Gather, from the data below, each line in which the word "well" occurs.

[Extracted records]

---------------

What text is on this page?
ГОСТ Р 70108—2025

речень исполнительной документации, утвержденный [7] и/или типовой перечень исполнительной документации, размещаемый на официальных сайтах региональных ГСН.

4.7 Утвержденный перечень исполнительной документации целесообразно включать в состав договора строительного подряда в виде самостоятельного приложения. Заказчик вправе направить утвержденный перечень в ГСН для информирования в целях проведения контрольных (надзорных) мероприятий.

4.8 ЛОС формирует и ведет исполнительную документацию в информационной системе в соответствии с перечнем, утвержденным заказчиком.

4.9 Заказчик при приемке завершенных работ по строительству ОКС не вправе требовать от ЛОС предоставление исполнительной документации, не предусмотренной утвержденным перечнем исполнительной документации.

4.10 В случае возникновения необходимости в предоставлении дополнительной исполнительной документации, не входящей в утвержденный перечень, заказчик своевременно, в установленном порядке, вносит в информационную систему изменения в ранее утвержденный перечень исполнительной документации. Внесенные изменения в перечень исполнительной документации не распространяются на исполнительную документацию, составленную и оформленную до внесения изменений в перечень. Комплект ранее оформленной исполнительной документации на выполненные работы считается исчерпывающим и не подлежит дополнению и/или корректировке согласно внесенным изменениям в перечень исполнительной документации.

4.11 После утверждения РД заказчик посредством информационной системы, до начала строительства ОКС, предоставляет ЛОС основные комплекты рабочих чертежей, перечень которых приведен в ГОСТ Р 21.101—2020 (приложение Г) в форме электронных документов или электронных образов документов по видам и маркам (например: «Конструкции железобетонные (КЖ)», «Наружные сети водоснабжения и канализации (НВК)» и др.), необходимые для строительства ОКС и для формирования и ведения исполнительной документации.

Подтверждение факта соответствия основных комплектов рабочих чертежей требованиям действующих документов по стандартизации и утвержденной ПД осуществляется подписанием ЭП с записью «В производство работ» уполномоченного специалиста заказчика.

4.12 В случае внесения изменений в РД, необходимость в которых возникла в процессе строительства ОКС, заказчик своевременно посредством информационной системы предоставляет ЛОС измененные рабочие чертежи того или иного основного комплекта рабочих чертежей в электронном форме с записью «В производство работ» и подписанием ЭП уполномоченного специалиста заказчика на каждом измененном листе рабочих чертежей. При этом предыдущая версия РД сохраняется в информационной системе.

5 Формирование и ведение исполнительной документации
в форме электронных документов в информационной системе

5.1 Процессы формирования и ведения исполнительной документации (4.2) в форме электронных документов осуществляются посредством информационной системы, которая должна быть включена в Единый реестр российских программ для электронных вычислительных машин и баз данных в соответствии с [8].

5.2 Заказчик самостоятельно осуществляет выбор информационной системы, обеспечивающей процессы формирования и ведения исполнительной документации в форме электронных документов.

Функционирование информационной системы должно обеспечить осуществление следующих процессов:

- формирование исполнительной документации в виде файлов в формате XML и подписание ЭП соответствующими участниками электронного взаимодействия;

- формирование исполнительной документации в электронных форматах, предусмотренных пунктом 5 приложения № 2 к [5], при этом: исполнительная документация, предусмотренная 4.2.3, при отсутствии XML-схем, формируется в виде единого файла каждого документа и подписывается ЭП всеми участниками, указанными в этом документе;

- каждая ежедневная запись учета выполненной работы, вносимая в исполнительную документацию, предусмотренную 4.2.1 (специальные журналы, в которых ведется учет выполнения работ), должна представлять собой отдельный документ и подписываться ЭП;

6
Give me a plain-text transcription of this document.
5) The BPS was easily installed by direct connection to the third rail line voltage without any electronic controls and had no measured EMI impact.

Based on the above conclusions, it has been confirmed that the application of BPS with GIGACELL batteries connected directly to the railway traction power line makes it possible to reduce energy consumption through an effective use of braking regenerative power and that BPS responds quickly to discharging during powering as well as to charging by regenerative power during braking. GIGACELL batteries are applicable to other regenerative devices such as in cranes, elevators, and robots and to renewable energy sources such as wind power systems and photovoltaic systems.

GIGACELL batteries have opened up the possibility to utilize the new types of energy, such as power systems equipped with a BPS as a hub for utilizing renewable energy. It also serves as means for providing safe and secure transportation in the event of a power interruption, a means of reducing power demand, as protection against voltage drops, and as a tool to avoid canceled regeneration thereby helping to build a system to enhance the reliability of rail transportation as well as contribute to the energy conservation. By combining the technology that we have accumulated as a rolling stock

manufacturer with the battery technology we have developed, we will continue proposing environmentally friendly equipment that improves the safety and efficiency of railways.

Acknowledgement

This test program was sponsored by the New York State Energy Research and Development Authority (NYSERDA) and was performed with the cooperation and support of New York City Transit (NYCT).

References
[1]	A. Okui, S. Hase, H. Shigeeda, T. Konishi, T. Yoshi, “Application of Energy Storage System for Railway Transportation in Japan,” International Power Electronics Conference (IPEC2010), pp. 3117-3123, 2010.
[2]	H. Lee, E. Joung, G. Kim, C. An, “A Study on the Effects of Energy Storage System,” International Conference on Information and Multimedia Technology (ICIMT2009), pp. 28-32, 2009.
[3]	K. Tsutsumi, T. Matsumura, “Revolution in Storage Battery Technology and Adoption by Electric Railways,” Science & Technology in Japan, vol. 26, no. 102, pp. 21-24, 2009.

---------------

> **RESULT OF THE TASK**
Based on the above conclusions, it has been confirmed that the application of BPS with GIGACELL batteries connected directly to the railway traction power line makes it possible to reduce energy consumption through an effective use of braking regenerative power and that BPS responds quickly to discharging during powering as well as to charging by regenerative power during braking. GIGACELL batteries are applicable to other regenerative devices such as in cranes, elevators, and robots and to renewable energy sources such as wind power systems and photovoltaic systems.
GIGACELL batteries have opened up the possibility to utilize the new types of energy, such as power systems equipped with a BPS as a hub for utilizing renewable energy. It also serves as means for providing safe and secure transportation in the event of a power interruption, a means of reducing power demand, as protection against voltage drops, and as a tool to avoid canceled regeneration thereby helping to build a system to enhance the reliability of rail transportation as well as contribute to the energy conservation. By combining the technology that we have accumulated as a rolling stock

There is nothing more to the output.